> _REQUEST_
Work out how many lines of the data hold the string "función", and reply with that number alone.

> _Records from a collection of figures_
══════════

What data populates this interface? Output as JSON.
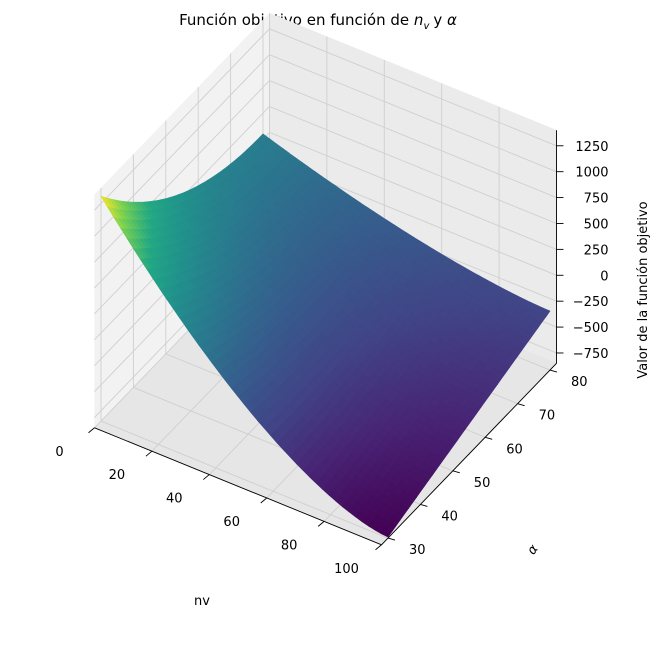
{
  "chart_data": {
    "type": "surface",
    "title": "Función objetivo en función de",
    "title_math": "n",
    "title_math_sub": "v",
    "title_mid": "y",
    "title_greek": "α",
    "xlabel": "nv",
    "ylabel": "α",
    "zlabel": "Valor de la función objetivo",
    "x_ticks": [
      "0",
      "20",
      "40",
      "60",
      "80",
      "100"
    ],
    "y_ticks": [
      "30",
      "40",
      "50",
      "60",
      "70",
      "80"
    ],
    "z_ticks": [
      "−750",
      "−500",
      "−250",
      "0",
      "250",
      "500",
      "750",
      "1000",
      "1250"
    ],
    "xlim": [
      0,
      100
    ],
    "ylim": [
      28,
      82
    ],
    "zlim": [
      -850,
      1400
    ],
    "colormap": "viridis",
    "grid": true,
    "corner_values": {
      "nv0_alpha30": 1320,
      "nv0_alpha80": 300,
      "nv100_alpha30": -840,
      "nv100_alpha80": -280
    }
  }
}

══════════

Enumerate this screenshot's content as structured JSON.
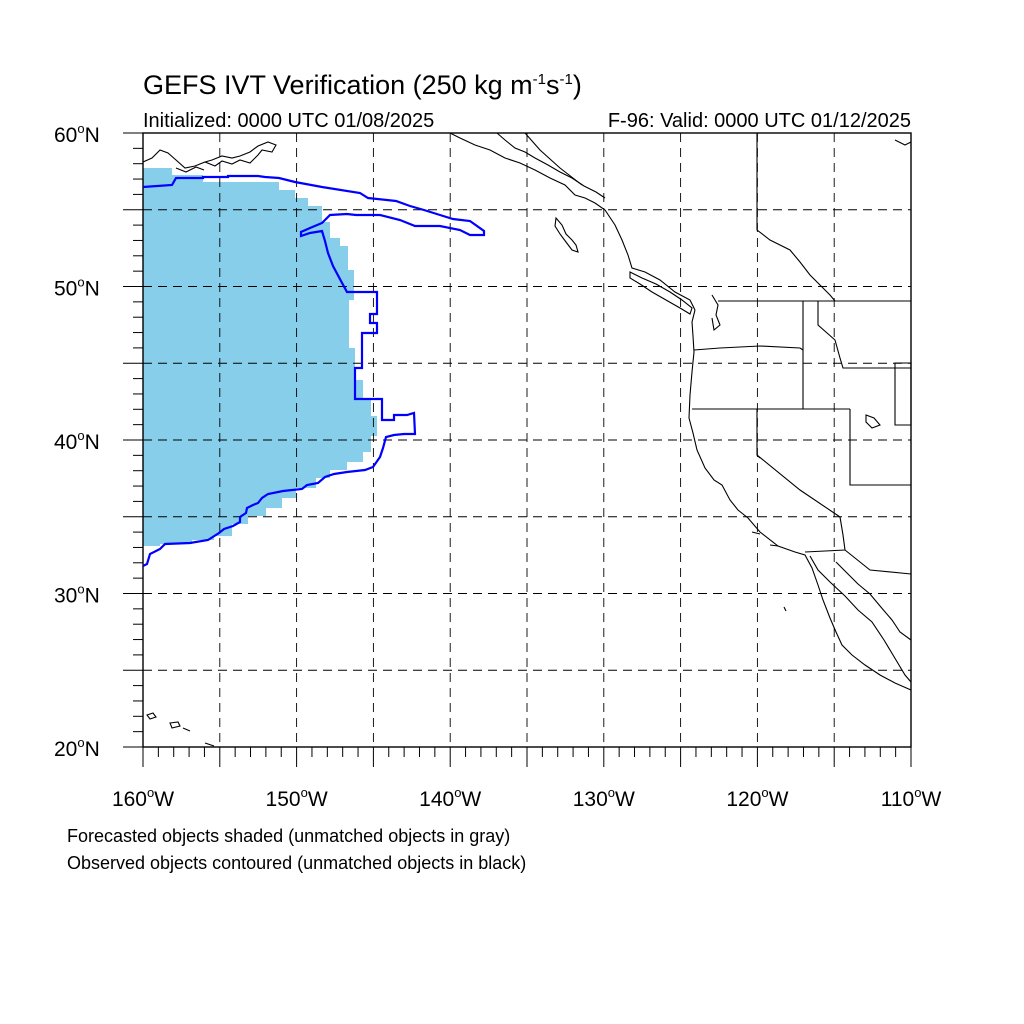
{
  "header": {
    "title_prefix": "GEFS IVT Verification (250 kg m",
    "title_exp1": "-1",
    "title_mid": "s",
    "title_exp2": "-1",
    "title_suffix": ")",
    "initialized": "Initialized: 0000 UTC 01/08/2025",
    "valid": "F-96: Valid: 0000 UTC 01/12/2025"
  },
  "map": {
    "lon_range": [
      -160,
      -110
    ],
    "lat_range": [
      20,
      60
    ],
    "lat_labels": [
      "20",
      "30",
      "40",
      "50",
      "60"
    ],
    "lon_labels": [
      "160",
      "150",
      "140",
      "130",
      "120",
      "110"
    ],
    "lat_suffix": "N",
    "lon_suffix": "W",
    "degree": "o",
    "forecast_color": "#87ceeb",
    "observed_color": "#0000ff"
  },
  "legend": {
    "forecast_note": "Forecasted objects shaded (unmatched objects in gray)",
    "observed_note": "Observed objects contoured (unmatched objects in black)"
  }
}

══════════

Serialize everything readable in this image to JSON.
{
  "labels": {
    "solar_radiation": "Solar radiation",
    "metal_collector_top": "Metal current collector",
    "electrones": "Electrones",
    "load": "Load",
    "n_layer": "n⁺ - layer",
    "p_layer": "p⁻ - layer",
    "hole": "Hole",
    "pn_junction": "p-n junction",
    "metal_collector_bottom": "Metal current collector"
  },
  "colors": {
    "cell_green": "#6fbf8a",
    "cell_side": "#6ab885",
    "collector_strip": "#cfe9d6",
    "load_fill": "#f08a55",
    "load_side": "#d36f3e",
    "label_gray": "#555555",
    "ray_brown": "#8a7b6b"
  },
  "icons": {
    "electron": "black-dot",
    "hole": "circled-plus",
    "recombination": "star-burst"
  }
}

══════════

> _WRITTEN ANSWER_
2